**INSTRUCTION**
Copy out the listing exactly.

Data listing:
★ ★ ★ ★ ★
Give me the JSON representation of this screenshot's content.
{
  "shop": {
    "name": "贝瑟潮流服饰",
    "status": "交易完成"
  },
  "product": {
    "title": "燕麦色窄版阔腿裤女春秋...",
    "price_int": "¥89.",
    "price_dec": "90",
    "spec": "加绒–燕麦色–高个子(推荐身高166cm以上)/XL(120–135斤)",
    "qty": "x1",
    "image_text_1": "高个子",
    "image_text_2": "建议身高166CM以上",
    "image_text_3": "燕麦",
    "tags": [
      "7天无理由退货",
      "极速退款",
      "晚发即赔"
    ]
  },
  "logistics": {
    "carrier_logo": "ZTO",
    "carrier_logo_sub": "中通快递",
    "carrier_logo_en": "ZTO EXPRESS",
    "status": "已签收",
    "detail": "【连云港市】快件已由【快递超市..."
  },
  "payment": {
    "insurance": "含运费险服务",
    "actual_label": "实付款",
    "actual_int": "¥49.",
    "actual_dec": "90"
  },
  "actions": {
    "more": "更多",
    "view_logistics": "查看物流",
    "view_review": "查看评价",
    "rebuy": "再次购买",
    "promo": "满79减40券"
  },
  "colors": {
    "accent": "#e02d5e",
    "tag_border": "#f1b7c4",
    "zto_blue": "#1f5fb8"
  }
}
★ ★ ★ ★ ★
**TASK RESPONSE**
Give me the JSON representation of this screenshot's content.
{
  "shop": {
    "name": "贝瑟潮流服饰",
    "status": "交易完成"
  },
  "product": {
    "title": "燕麦色窄版阔腿裤女春秋...",
    "price_int": "¥89.",
    "price_dec": "90",
    "spec": "加绒–燕麦色–高个子(推荐身高166cm以上)/XL(120–135斤)",
    "qty": "x1",
    "image_text_1": "高个子",
    "image_text_2": "建议身高166CM以上",
    "image_text_3": "燕麦",
    "tags": [
      "7天无理由退货",
      "极速退款",
      "晚发即赔"
    ]
  },
  "logistics": {
    "carrier_logo": "ZTO",
    "carrier_logo_sub": "中通快递",
    "carrier_logo_en": "ZTO EXPRESS",
    "status": "已签收",
    "detail": "【连云港市】快件已由【快递超市..."
  },
  "payment": {
    "insurance": "含运费险服务",
    "actual_label": "实付款",
    "actual_int": "¥49.",
    "actual_dec": "90"
  },
  "actions": {
    "more": "更多",
    "view_logistics": "查看物流",
    "view_review": "查看评价",
    "rebuy": "再次购买",
    "promo": "满79减40券"
  },
  "colors": {
    "accent": "#e02d5e",
    "tag_border": "#f1b7c4",
    "zto_blue": "#1f5fb8"
  }
}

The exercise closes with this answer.